## Task objective
Repeat the records verbatim and leave the pictures out of your copy.

Dataset excerpts
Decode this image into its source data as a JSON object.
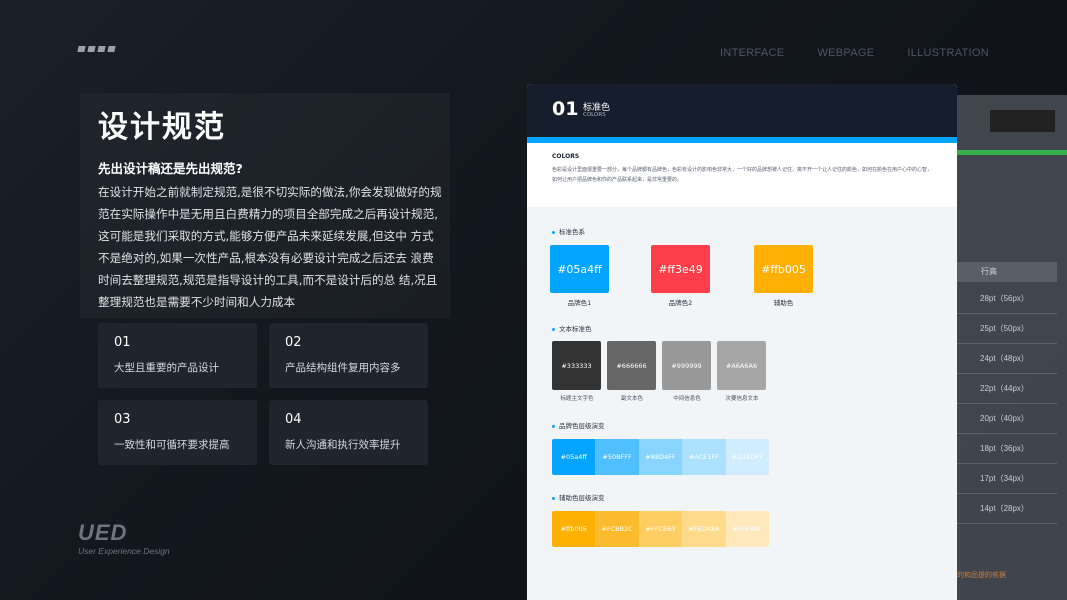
{
  "nav": {
    "items": [
      "INTERFACE",
      "WEBPAGE",
      "ILLUSTRATION"
    ]
  },
  "left": {
    "title": "设计规范",
    "subtitle": "先出设计稿还是先出规范?",
    "body": "在设计开始之前就制定规范,是很不切实际的做法,你会发现做好的规范在实际操作中是无用且白费精力的项目全部完成之后再设计规范,这可能是我们采取的方式,能够方便产品未来延续发展,但这中 方式不是绝对的,如果一次性产品,根本没有必要设计完成之后还去 浪费时间去整理规范,规范是指导设计的工具,而不是设计后的总 结,况且整理规范也是需要不少时间和人力成本",
    "cards": [
      {
        "num": "01",
        "label": "大型且重要的产品设计"
      },
      {
        "num": "02",
        "label": "产品结构组件复用内容多"
      },
      {
        "num": "03",
        "label": "一致性和可循环要求提高"
      },
      {
        "num": "04",
        "label": "新人沟通和执行效率提升"
      }
    ],
    "brand": {
      "word": "UED",
      "sub": "User Experience Design"
    }
  },
  "spec": {
    "number": "01",
    "title": "标准色",
    "subtitle": "COLORS",
    "intro_heading": "COLORS",
    "intro_text": "色彩是设计里面很重要一部分，每个品牌都有品牌色，色彩有设计的影响色非常大，一个好的品牌想被人记住，离不开一个让人记住的颜色，如何在颜色在用户心中的心智，如何让用户把品牌色和你的产品联系起来，是非常重要的。",
    "section_brand": "标准色系",
    "section_text": "文本标准色",
    "section_brand_ramp": "品牌色层级演变",
    "section_assist_ramp": "辅助色层级演变",
    "brand_colors": [
      {
        "hex": "#05a4ff",
        "label": "#05a4ff",
        "caption": "品牌色1"
      },
      {
        "hex": "#ff3e49",
        "label": "#ff3e49",
        "caption": "品牌色2"
      },
      {
        "hex": "#ffb005",
        "label": "#ffb005",
        "caption": "辅助色"
      }
    ],
    "text_colors": [
      {
        "hex": "#333333",
        "label": "#333333",
        "caption": "标题主文字色"
      },
      {
        "hex": "#666666",
        "label": "#666666",
        "caption": "副文本色"
      },
      {
        "hex": "#999999",
        "label": "#999999",
        "caption": "中间信息色"
      },
      {
        "hex": "#A6A6A6",
        "label": "#A6A6A6",
        "caption": "次要信息文本"
      }
    ],
    "brand_ramp": [
      {
        "hex": "#05a4ff",
        "label": "#05a4ff"
      },
      {
        "hex": "#50BFFF",
        "label": "#50BFFF"
      },
      {
        "hex": "#88D4FF",
        "label": "#88D4FF"
      },
      {
        "hex": "#ACE1FF",
        "label": "#ACE1FF"
      },
      {
        "hex": "#D1EDFF",
        "label": "#D1EDFF"
      }
    ],
    "assist_ramp": [
      {
        "hex": "#ffb005",
        "label": "#ffb005"
      },
      {
        "hex": "#FCBB2C",
        "label": "#FCBB2C"
      },
      {
        "hex": "#FFCE63",
        "label": "#FFCE63"
      },
      {
        "hex": "#FEDA8A",
        "label": "#FEDA8A"
      },
      {
        "hex": "#FEE8BC",
        "label": "#FEE8BC"
      }
    ]
  },
  "background_table": {
    "header": "行高",
    "rows": [
      "28pt（56px）",
      "25pt（50px）",
      "24pt（48px）",
      "22pt（44px）",
      "20pt（40px）",
      "18pt（36px）",
      "17pt（34px）",
      "14pt（28px）"
    ],
    "footer": "的和品提的依据"
  }
}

## Reply
Decode this image into its source data as a JSON object.
{
  "nav": {
    "items": [
      "INTERFACE",
      "WEBPAGE",
      "ILLUSTRATION"
    ]
  },
  "left": {
    "title": "设计规范",
    "subtitle": "先出设计稿还是先出规范?",
    "body": "在设计开始之前就制定规范,是很不切实际的做法,你会发现做好的规范在实际操作中是无用且白费精力的项目全部完成之后再设计规范,这可能是我们采取的方式,能够方便产品未来延续发展,但这中 方式不是绝对的,如果一次性产品,根本没有必要设计完成之后还去 浪费时间去整理规范,规范是指导设计的工具,而不是设计后的总 结,况且整理规范也是需要不少时间和人力成本",
    "cards": [
      {
        "num": "01",
        "label": "大型且重要的产品设计"
      },
      {
        "num": "02",
        "label": "产品结构组件复用内容多"
      },
      {
        "num": "03",
        "label": "一致性和可循环要求提高"
      },
      {
        "num": "04",
        "label": "新人沟通和执行效率提升"
      }
    ],
    "brand": {
      "word": "UED",
      "sub": "User Experience Design"
    }
  },
  "spec": {
    "number": "01",
    "title": "标准色",
    "subtitle": "COLORS",
    "intro_heading": "COLORS",
    "intro_text": "色彩是设计里面很重要一部分，每个品牌都有品牌色，色彩有设计的影响色非常大，一个好的品牌想被人记住，离不开一个让人记住的颜色，如何在颜色在用户心中的心智，如何让用户把品牌色和你的产品联系起来，是非常重要的。",
    "section_brand": "标准色系",
    "section_text": "文本标准色",
    "section_brand_ramp": "品牌色层级演变",
    "section_assist_ramp": "辅助色层级演变",
    "brand_colors": [
      {
        "hex": "#05a4ff",
        "label": "#05a4ff",
        "caption": "品牌色1"
      },
      {
        "hex": "#ff3e49",
        "label": "#ff3e49",
        "caption": "品牌色2"
      },
      {
        "hex": "#ffb005",
        "label": "#ffb005",
        "caption": "辅助色"
      }
    ],
    "text_colors": [
      {
        "hex": "#333333",
        "label": "#333333",
        "caption": "标题主文字色"
      },
      {
        "hex": "#666666",
        "label": "#666666",
        "caption": "副文本色"
      },
      {
        "hex": "#999999",
        "label": "#999999",
        "caption": "中间信息色"
      },
      {
        "hex": "#A6A6A6",
        "label": "#A6A6A6",
        "caption": "次要信息文本"
      }
    ],
    "brand_ramp": [
      {
        "hex": "#05a4ff",
        "label": "#05a4ff"
      },
      {
        "hex": "#50BFFF",
        "label": "#50BFFF"
      },
      {
        "hex": "#88D4FF",
        "label": "#88D4FF"
      },
      {
        "hex": "#ACE1FF",
        "label": "#ACE1FF"
      },
      {
        "hex": "#D1EDFF",
        "label": "#D1EDFF"
      }
    ],
    "assist_ramp": [
      {
        "hex": "#ffb005",
        "label": "#ffb005"
      },
      {
        "hex": "#FCBB2C",
        "label": "#FCBB2C"
      },
      {
        "hex": "#FFCE63",
        "label": "#FFCE63"
      },
      {
        "hex": "#FEDA8A",
        "label": "#FEDA8A"
      },
      {
        "hex": "#FEE8BC",
        "label": "#FEE8BC"
      }
    ]
  },
  "background_table": {
    "header": "行高",
    "rows": [
      "28pt（56px）",
      "25pt（50px）",
      "24pt（48px）",
      "22pt（44px）",
      "20pt（40px）",
      "18pt（36px）",
      "17pt（34px）",
      "14pt（28px）"
    ],
    "footer": "的和品提的依据"
  }
}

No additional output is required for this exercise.